Rows from a dataset.
┏━━
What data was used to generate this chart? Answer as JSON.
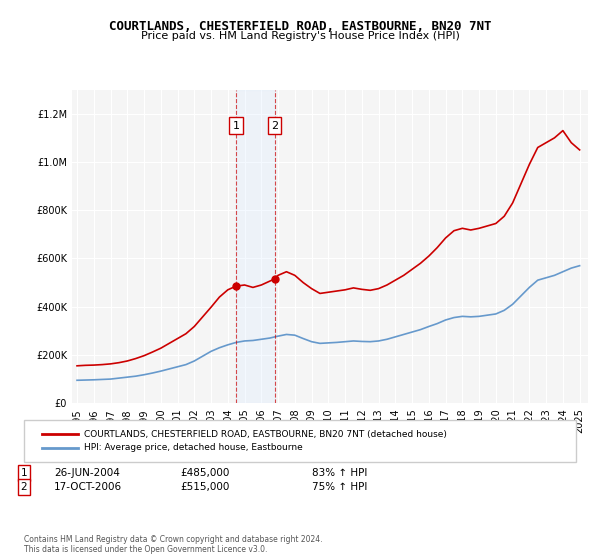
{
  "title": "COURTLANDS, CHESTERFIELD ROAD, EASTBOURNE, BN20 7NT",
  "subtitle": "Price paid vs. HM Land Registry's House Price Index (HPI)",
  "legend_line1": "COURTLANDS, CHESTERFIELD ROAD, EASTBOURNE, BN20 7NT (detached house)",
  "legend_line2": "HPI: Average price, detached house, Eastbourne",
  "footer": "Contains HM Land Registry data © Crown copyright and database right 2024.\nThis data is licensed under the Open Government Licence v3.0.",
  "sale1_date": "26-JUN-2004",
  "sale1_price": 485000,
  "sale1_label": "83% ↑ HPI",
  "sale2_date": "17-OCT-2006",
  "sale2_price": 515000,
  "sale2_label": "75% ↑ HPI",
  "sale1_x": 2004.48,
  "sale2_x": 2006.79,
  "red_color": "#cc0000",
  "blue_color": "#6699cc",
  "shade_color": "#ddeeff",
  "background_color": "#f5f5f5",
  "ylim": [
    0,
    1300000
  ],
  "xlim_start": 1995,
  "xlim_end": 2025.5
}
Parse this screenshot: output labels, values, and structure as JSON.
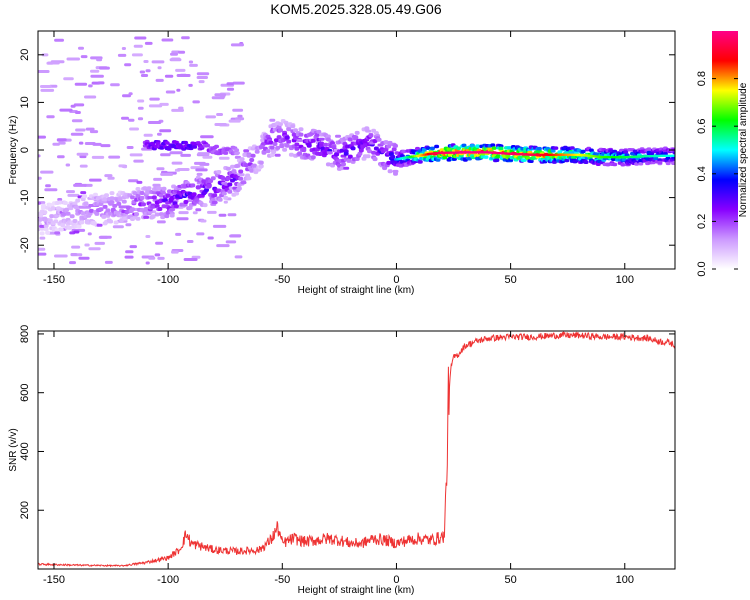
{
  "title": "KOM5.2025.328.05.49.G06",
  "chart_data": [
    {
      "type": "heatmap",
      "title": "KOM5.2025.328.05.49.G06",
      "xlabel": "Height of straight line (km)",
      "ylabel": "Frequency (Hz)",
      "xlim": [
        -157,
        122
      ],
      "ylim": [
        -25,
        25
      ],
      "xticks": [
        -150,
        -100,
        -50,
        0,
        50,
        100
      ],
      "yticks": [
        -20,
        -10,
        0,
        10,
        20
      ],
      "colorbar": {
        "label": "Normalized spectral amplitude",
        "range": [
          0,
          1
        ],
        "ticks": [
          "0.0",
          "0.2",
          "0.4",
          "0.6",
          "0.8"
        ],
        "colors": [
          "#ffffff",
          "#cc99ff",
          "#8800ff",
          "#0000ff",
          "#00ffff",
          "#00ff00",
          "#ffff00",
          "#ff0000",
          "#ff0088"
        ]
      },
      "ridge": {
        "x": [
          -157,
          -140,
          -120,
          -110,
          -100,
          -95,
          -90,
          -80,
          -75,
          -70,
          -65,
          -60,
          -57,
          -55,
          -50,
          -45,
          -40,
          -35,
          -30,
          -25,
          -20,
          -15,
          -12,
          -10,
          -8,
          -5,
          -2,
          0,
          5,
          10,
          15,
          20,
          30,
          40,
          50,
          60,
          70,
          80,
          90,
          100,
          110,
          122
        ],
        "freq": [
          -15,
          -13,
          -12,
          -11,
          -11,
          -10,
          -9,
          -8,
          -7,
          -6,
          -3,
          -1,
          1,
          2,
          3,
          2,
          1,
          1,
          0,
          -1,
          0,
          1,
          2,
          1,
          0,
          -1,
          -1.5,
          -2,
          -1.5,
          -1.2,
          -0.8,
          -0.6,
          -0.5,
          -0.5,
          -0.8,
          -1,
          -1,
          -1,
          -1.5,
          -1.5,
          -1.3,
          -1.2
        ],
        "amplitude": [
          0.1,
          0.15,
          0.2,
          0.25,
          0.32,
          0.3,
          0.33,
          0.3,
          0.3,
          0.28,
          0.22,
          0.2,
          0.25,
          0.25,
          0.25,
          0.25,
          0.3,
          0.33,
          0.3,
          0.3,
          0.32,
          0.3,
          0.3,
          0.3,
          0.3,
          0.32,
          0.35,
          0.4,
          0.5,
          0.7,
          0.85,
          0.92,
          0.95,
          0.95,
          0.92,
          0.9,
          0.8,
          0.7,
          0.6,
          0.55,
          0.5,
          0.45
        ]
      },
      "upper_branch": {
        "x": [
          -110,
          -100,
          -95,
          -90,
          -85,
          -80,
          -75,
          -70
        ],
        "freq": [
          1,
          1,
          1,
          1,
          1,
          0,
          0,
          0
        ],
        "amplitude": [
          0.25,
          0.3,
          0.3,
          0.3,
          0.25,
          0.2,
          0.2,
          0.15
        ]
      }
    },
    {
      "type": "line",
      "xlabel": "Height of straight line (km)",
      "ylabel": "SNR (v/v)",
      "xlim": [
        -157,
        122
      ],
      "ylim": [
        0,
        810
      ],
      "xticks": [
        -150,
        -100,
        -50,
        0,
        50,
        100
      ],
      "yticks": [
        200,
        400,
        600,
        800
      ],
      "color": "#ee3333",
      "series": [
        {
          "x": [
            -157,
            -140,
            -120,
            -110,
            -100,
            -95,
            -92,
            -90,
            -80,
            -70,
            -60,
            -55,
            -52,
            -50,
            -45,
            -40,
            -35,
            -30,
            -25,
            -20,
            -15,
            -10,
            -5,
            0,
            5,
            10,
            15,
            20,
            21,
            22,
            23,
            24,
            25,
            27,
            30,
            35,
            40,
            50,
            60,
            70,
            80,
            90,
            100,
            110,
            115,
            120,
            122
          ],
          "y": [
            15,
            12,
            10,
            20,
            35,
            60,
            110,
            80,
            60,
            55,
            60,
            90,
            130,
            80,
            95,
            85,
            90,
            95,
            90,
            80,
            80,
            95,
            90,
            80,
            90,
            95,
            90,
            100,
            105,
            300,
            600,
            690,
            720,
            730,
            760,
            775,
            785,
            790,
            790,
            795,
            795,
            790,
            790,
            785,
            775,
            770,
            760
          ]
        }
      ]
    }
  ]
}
┗━━
GIVEN PROBLEM.
Copy the material exactly. Do not include the pictures.

EXERCISE RESULT.
What data was used to generate this chart? Answer as JSON.
{
  "title": "COURTLANDS, CHESTERFIELD ROAD, EASTBOURNE, BN20 7NT",
  "subtitle": "Price paid vs. HM Land Registry's House Price Index (HPI)",
  "legend_line1": "COURTLANDS, CHESTERFIELD ROAD, EASTBOURNE, BN20 7NT (detached house)",
  "legend_line2": "HPI: Average price, detached house, Eastbourne",
  "footer": "Contains HM Land Registry data © Crown copyright and database right 2024.\nThis data is licensed under the Open Government Licence v3.0.",
  "sale1_date": "26-JUN-2004",
  "sale1_price": 485000,
  "sale1_label": "83% ↑ HPI",
  "sale2_date": "17-OCT-2006",
  "sale2_price": 515000,
  "sale2_label": "75% ↑ HPI",
  "sale1_x": 2004.48,
  "sale2_x": 2006.79,
  "red_color": "#cc0000",
  "blue_color": "#6699cc",
  "shade_color": "#ddeeff",
  "background_color": "#f5f5f5",
  "ylim": [
    0,
    1300000
  ],
  "xlim_start": 1995,
  "xlim_end": 2025.5
}
Parse this screenshot: output labels, values, and structure as JSON.
{
  "title": "KOM5.2025.328.05.49.G06",
  "chart_data": [
    {
      "type": "heatmap",
      "title": "KOM5.2025.328.05.49.G06",
      "xlabel": "Height of straight line (km)",
      "ylabel": "Frequency (Hz)",
      "xlim": [
        -157,
        122
      ],
      "ylim": [
        -25,
        25
      ],
      "xticks": [
        -150,
        -100,
        -50,
        0,
        50,
        100
      ],
      "yticks": [
        -20,
        -10,
        0,
        10,
        20
      ],
      "colorbar": {
        "label": "Normalized spectral amplitude",
        "range": [
          0,
          1
        ],
        "ticks": [
          "0.0",
          "0.2",
          "0.4",
          "0.6",
          "0.8"
        ],
        "colors": [
          "#ffffff",
          "#cc99ff",
          "#8800ff",
          "#0000ff",
          "#00ffff",
          "#00ff00",
          "#ffff00",
          "#ff0000",
          "#ff0088"
        ]
      },
      "ridge": {
        "x": [
          -157,
          -140,
          -120,
          -110,
          -100,
          -95,
          -90,
          -80,
          -75,
          -70,
          -65,
          -60,
          -57,
          -55,
          -50,
          -45,
          -40,
          -35,
          -30,
          -25,
          -20,
          -15,
          -12,
          -10,
          -8,
          -5,
          -2,
          0,
          5,
          10,
          15,
          20,
          30,
          40,
          50,
          60,
          70,
          80,
          90,
          100,
          110,
          122
        ],
        "freq": [
          -15,
          -13,
          -12,
          -11,
          -11,
          -10,
          -9,
          -8,
          -7,
          -6,
          -3,
          -1,
          1,
          2,
          3,
          2,
          1,
          1,
          0,
          -1,
          0,
          1,
          2,
          1,
          0,
          -1,
          -1.5,
          -2,
          -1.5,
          -1.2,
          -0.8,
          -0.6,
          -0.5,
          -0.5,
          -0.8,
          -1,
          -1,
          -1,
          -1.5,
          -1.5,
          -1.3,
          -1.2
        ],
        "amplitude": [
          0.1,
          0.15,
          0.2,
          0.25,
          0.32,
          0.3,
          0.33,
          0.3,
          0.3,
          0.28,
          0.22,
          0.2,
          0.25,
          0.25,
          0.25,
          0.25,
          0.3,
          0.33,
          0.3,
          0.3,
          0.32,
          0.3,
          0.3,
          0.3,
          0.3,
          0.32,
          0.35,
          0.4,
          0.5,
          0.7,
          0.85,
          0.92,
          0.95,
          0.95,
          0.92,
          0.9,
          0.8,
          0.7,
          0.6,
          0.55,
          0.5,
          0.45
        ]
      },
      "upper_branch": {
        "x": [
          -110,
          -100,
          -95,
          -90,
          -85,
          -80,
          -75,
          -70
        ],
        "freq": [
          1,
          1,
          1,
          1,
          1,
          0,
          0,
          0
        ],
        "amplitude": [
          0.25,
          0.3,
          0.3,
          0.3,
          0.25,
          0.2,
          0.2,
          0.15
        ]
      }
    },
    {
      "type": "line",
      "xlabel": "Height of straight line (km)",
      "ylabel": "SNR (v/v)",
      "xlim": [
        -157,
        122
      ],
      "ylim": [
        0,
        810
      ],
      "xticks": [
        -150,
        -100,
        -50,
        0,
        50,
        100
      ],
      "yticks": [
        200,
        400,
        600,
        800
      ],
      "color": "#ee3333",
      "series": [
        {
          "x": [
            -157,
            -140,
            -120,
            -110,
            -100,
            -95,
            -92,
            -90,
            -80,
            -70,
            -60,
            -55,
            -52,
            -50,
            -45,
            -40,
            -35,
            -30,
            -25,
            -20,
            -15,
            -10,
            -5,
            0,
            5,
            10,
            15,
            20,
            21,
            22,
            23,
            24,
            25,
            27,
            30,
            35,
            40,
            50,
            60,
            70,
            80,
            90,
            100,
            110,
            115,
            120,
            122
          ],
          "y": [
            15,
            12,
            10,
            20,
            35,
            60,
            110,
            80,
            60,
            55,
            60,
            90,
            130,
            80,
            95,
            85,
            90,
            95,
            90,
            80,
            80,
            95,
            90,
            80,
            90,
            95,
            90,
            100,
            105,
            300,
            600,
            690,
            720,
            730,
            760,
            775,
            785,
            790,
            790,
            795,
            795,
            790,
            790,
            785,
            775,
            770,
            760
          ]
        }
      ]
    }
  ]
}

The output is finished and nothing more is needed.